== ENTRIES SHOWN ==
-*-

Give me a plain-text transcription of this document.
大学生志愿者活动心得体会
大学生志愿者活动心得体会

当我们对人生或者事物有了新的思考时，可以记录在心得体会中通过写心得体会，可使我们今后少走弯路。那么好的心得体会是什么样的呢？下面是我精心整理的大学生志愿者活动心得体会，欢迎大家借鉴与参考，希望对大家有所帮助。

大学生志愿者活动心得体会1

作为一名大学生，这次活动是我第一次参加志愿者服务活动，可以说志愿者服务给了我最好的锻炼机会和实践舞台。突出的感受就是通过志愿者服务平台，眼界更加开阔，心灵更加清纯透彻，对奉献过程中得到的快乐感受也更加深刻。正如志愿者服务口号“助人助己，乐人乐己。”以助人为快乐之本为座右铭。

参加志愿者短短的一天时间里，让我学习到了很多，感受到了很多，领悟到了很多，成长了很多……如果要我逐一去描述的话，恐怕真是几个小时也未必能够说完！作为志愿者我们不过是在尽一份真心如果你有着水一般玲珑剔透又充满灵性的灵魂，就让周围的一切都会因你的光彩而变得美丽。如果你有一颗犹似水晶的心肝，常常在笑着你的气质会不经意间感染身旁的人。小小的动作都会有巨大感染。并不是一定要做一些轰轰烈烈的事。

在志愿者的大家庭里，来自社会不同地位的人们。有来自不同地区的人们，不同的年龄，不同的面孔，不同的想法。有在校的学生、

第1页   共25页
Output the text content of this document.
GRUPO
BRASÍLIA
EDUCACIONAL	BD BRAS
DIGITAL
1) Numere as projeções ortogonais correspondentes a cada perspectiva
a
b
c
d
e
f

-*-

== REQUEST ==
Return the listing above in full, character for character.

== SOLUTION TO THE PROBLEM ==
Give me a plain-text transcription of this document.
大学生志愿者活动心得体会
大学生志愿者活动心得体会

当我们对人生或者事物有了新的思考时，可以记录在心得体会中通过写心得体会，可使我们今后少走弯路。那么好的心得体会是什么样的呢？下面是我精心整理的大学生志愿者活动心得体会，欢迎大家借鉴与参考，希望对大家有所帮助。

大学生志愿者活动心得体会1

作为一名大学生，这次活动是我第一次参加志愿者服务活动，可以说志愿者服务给了我最好的锻炼机会和实践舞台。突出的感受就是通过志愿者服务平台，眼界更加开阔，心灵更加清纯透彻，对奉献过程中得到的快乐感受也更加深刻。正如志愿者服务口号“助人助己，乐人乐己。”以助人为快乐之本为座右铭。

参加志愿者短短的一天时间里，让我学习到了很多，感受到了很多，领悟到了很多，成长了很多……如果要我逐一去描述的话，恐怕真是几个小时也未必能够说完！作为志愿者我们不过是在尽一份真心如果你有着水一般玲珑剔透又充满灵性的灵魂，就让周围的一切都会因你的光彩而变得美丽。如果你有一颗犹似水晶的心肝，常常在笑着你的气质会不经意间感染身旁的人。小小的动作都会有巨大感染。并不是一定要做一些轰轰烈烈的事。

在志愿者的大家庭里，来自社会不同地位的人们。有来自不同地区的人们，不同的年龄，不同的面孔，不同的想法。有在校的学生、

第1页   共25页
Output the text content of this document.
GRUPO
BRASÍLIA
EDUCACIONAL	BD BRAS
DIGITAL
1) Numere as projeções ortogonais correspondentes a cada perspectiva
a
b
c
d
e
f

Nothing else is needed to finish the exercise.